Goal of the exercise » Write out the records again, exactly, leaving none out.

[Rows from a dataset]

·····

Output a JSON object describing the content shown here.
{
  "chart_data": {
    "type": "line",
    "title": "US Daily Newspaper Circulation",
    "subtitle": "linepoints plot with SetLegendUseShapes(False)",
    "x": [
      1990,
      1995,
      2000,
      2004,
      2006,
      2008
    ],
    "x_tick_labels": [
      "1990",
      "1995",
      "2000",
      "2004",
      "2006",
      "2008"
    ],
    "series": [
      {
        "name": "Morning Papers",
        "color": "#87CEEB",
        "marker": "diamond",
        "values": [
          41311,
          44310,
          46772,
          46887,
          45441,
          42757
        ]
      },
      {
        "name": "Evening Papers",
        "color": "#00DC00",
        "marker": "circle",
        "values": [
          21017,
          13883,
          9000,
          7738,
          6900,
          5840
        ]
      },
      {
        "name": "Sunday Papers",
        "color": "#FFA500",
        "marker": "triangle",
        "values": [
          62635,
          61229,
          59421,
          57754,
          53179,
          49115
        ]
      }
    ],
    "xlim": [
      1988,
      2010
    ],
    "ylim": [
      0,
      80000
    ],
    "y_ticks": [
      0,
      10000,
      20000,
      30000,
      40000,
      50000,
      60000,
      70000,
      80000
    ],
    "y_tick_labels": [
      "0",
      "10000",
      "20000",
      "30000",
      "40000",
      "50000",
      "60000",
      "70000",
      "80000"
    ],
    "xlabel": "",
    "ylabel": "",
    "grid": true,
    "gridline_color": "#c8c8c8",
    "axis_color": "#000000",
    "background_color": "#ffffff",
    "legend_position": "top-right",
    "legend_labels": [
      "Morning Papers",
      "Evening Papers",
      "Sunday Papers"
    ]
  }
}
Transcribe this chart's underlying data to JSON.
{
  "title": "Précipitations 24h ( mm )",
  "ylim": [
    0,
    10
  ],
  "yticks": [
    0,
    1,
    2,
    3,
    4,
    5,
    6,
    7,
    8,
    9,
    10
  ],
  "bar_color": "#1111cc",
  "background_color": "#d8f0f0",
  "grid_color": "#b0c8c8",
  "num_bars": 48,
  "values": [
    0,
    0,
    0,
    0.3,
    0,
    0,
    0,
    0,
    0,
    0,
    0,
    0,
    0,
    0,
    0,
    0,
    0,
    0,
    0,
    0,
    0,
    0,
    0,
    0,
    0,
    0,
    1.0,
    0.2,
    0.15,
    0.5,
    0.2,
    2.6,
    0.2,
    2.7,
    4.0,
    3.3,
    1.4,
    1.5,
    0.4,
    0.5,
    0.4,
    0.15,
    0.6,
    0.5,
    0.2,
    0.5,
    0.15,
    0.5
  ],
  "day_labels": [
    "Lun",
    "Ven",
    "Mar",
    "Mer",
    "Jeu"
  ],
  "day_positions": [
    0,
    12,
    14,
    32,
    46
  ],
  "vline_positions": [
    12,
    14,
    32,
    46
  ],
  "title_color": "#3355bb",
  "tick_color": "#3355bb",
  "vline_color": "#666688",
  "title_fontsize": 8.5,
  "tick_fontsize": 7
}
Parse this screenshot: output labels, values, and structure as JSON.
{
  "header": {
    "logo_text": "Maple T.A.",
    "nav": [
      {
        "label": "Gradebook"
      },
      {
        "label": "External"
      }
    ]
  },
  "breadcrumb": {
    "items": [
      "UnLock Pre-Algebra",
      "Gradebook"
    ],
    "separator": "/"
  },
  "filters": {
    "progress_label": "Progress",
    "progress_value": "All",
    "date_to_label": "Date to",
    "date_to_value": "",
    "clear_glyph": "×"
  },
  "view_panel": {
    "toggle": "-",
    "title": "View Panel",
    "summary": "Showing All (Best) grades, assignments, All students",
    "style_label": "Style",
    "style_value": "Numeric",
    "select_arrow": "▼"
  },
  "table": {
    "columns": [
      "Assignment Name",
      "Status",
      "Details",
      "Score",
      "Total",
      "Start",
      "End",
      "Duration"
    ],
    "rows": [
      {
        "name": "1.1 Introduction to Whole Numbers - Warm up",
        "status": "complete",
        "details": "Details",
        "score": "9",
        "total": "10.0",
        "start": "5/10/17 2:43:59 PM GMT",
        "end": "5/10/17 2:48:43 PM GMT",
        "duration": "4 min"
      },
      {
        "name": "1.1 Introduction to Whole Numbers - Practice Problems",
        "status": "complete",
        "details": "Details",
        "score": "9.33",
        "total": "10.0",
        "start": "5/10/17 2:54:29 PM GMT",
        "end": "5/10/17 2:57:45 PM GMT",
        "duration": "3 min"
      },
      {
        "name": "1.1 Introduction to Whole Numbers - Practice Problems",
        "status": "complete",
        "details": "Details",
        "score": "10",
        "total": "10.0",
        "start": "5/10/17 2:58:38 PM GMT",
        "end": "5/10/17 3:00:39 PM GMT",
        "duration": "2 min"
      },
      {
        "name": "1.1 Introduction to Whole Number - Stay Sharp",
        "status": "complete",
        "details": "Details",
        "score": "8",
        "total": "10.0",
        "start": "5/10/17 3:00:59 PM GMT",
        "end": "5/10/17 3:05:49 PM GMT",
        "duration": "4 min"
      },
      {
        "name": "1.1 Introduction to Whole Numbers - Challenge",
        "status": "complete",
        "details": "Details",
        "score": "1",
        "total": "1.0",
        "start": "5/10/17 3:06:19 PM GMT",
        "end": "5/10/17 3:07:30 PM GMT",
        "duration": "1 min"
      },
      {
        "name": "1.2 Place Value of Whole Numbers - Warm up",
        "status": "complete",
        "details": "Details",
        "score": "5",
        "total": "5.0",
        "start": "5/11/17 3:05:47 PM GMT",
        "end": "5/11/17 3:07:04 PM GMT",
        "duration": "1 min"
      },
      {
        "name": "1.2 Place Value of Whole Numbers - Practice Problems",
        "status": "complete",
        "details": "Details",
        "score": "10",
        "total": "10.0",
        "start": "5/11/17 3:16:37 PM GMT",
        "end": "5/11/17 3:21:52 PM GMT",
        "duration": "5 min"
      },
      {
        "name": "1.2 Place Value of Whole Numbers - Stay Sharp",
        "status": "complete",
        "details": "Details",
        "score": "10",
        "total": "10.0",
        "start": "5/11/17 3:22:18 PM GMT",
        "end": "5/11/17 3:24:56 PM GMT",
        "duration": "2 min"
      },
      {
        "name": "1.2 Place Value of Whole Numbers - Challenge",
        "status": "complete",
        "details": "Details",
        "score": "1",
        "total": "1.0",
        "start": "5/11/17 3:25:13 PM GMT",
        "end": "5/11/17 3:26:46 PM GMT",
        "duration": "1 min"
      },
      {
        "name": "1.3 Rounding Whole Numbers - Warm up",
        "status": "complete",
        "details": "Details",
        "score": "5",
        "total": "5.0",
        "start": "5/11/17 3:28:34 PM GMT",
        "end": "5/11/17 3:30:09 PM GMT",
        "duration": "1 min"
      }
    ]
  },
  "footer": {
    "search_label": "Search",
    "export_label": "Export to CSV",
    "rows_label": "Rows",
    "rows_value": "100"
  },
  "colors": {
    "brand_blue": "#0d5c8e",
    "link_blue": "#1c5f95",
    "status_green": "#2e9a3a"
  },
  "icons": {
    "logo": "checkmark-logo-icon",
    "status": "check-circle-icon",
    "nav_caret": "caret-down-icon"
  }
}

·····

Task output »
Output a JSON object describing the content shown here.
{
  "chart_data": {
    "type": "line",
    "title": "US Daily Newspaper Circulation",
    "subtitle": "linepoints plot with SetLegendUseShapes(False)",
    "x": [
      1990,
      1995,
      2000,
      2004,
      2006,
      2008
    ],
    "x_tick_labels": [
      "1990",
      "1995",
      "2000",
      "2004",
      "2006",
      "2008"
    ],
    "series": [
      {
        "name": "Morning Papers",
        "color": "#87CEEB",
        "marker": "diamond",
        "values": [
          41311,
          44310,
          46772,
          46887,
          45441,
          42757
        ]
      },
      {
        "name": "Evening Papers",
        "color": "#00DC00",
        "marker": "circle",
        "values": [
          21017,
          13883,
          9000,
          7738,
          6900,
          5840
        ]
      },
      {
        "name": "Sunday Papers",
        "color": "#FFA500",
        "marker": "triangle",
        "values": [
          62635,
          61229,
          59421,
          57754,
          53179,
          49115
        ]
      }
    ],
    "xlim": [
      1988,
      2010
    ],
    "ylim": [
      0,
      80000
    ],
    "y_ticks": [
      0,
      10000,
      20000,
      30000,
      40000,
      50000,
      60000,
      70000,
      80000
    ],
    "y_tick_labels": [
      "0",
      "10000",
      "20000",
      "30000",
      "40000",
      "50000",
      "60000",
      "70000",
      "80000"
    ],
    "xlabel": "",
    "ylabel": "",
    "grid": true,
    "gridline_color": "#c8c8c8",
    "axis_color": "#000000",
    "background_color": "#ffffff",
    "legend_position": "top-right",
    "legend_labels": [
      "Morning Papers",
      "Evening Papers",
      "Sunday Papers"
    ]
  }
}
Transcribe this chart's underlying data to JSON.
{
  "title": "Précipitations 24h ( mm )",
  "ylim": [
    0,
    10
  ],
  "yticks": [
    0,
    1,
    2,
    3,
    4,
    5,
    6,
    7,
    8,
    9,
    10
  ],
  "bar_color": "#1111cc",
  "background_color": "#d8f0f0",
  "grid_color": "#b0c8c8",
  "num_bars": 48,
  "values": [
    0,
    0,
    0,
    0.3,
    0,
    0,
    0,
    0,
    0,
    0,
    0,
    0,
    0,
    0,
    0,
    0,
    0,
    0,
    0,
    0,
    0,
    0,
    0,
    0,
    0,
    0,
    1.0,
    0.2,
    0.15,
    0.5,
    0.2,
    2.6,
    0.2,
    2.7,
    4.0,
    3.3,
    1.4,
    1.5,
    0.4,
    0.5,
    0.4,
    0.15,
    0.6,
    0.5,
    0.2,
    0.5,
    0.15,
    0.5
  ],
  "day_labels": [
    "Lun",
    "Ven",
    "Mar",
    "Mer",
    "Jeu"
  ],
  "day_positions": [
    0,
    12,
    14,
    32,
    46
  ],
  "vline_positions": [
    12,
    14,
    32,
    46
  ],
  "title_color": "#3355bb",
  "tick_color": "#3355bb",
  "vline_color": "#666688",
  "title_fontsize": 8.5,
  "tick_fontsize": 7
}
Parse this screenshot: output labels, values, and structure as JSON.
{
  "header": {
    "logo_text": "Maple T.A.",
    "nav": [
      {
        "label": "Gradebook"
      },
      {
        "label": "External"
      }
    ]
  },
  "breadcrumb": {
    "items": [
      "UnLock Pre-Algebra",
      "Gradebook"
    ],
    "separator": "/"
  },
  "filters": {
    "progress_label": "Progress",
    "progress_value": "All",
    "date_to_label": "Date to",
    "date_to_value": "",
    "clear_glyph": "×"
  },
  "view_panel": {
    "toggle": "-",
    "title": "View Panel",
    "summary": "Showing All (Best) grades, assignments, All students",
    "style_label": "Style",
    "style_value": "Numeric",
    "select_arrow": "▼"
  },
  "table": {
    "columns": [
      "Assignment Name",
      "Status",
      "Details",
      "Score",
      "Total",
      "Start",
      "End",
      "Duration"
    ],
    "rows": [
      {
        "name": "1.1 Introduction to Whole Numbers - Warm up",
        "status": "complete",
        "details": "Details",
        "score": "9",
        "total": "10.0",
        "start": "5/10/17 2:43:59 PM GMT",
        "end": "5/10/17 2:48:43 PM GMT",
        "duration": "4 min"
      },
      {
        "name": "1.1 Introduction to Whole Numbers - Practice Problems",
        "status": "complete",
        "details": "Details",
        "score": "9.33",
        "total": "10.0",
        "start": "5/10/17 2:54:29 PM GMT",
        "end": "5/10/17 2:57:45 PM GMT",
        "duration": "3 min"
      },
      {
        "name": "1.1 Introduction to Whole Numbers - Practice Problems",
        "status": "complete",
        "details": "Details",
        "score": "10",
        "total": "10.0",
        "start": "5/10/17 2:58:38 PM GMT",
        "end": "5/10/17 3:00:39 PM GMT",
        "duration": "2 min"
      },
      {
        "name": "1.1 Introduction to Whole Number - Stay Sharp",
        "status": "complete",
        "details": "Details",
        "score": "8",
        "total": "10.0",
        "start": "5/10/17 3:00:59 PM GMT",
        "end": "5/10/17 3:05:49 PM GMT",
        "duration": "4 min"
      },
      {
        "name": "1.1 Introduction to Whole Numbers - Challenge",
        "status": "complete",
        "details": "Details",
        "score": "1",
        "total": "1.0",
        "start": "5/10/17 3:06:19 PM GMT",
        "end": "5/10/17 3:07:30 PM GMT",
        "duration": "1 min"
      },
      {
        "name": "1.2 Place Value of Whole Numbers - Warm up",
        "status": "complete",
        "details": "Details",
        "score": "5",
        "total": "5.0",
        "start": "5/11/17 3:05:47 PM GMT",
        "end": "5/11/17 3:07:04 PM GMT",
        "duration": "1 min"
      },
      {
        "name": "1.2 Place Value of Whole Numbers - Practice Problems",
        "status": "complete",
        "details": "Details",
        "score": "10",
        "total": "10.0",
        "start": "5/11/17 3:16:37 PM GMT",
        "end": "5/11/17 3:21:52 PM GMT",
        "duration": "5 min"
      },
      {
        "name": "1.2 Place Value of Whole Numbers - Stay Sharp",
        "status": "complete",
        "details": "Details",
        "score": "10",
        "total": "10.0",
        "start": "5/11/17 3:22:18 PM GMT",
        "end": "5/11/17 3:24:56 PM GMT",
        "duration": "2 min"
      },
      {
        "name": "1.2 Place Value of Whole Numbers - Challenge",
        "status": "complete",
        "details": "Details",
        "score": "1",
        "total": "1.0",
        "start": "5/11/17 3:25:13 PM GMT",
        "end": "5/11/17 3:26:46 PM GMT",
        "duration": "1 min"
      },
      {
        "name": "1.3 Rounding Whole Numbers - Warm up",
        "status": "complete",
        "details": "Details",
        "score": "5",
        "total": "5.0",
        "start": "5/11/17 3:28:34 PM GMT",
        "end": "5/11/17 3:30:09 PM GMT",
        "duration": "1 min"
      }
    ]
  },
  "footer": {
    "search_label": "Search",
    "export_label": "Export to CSV",
    "rows_label": "Rows",
    "rows_value": "100"
  },
  "colors": {
    "brand_blue": "#0d5c8e",
    "link_blue": "#1c5f95",
    "status_green": "#2e9a3a"
  },
  "icons": {
    "logo": "checkmark-logo-icon",
    "status": "check-circle-icon",
    "nav_caret": "caret-down-icon"
  }
}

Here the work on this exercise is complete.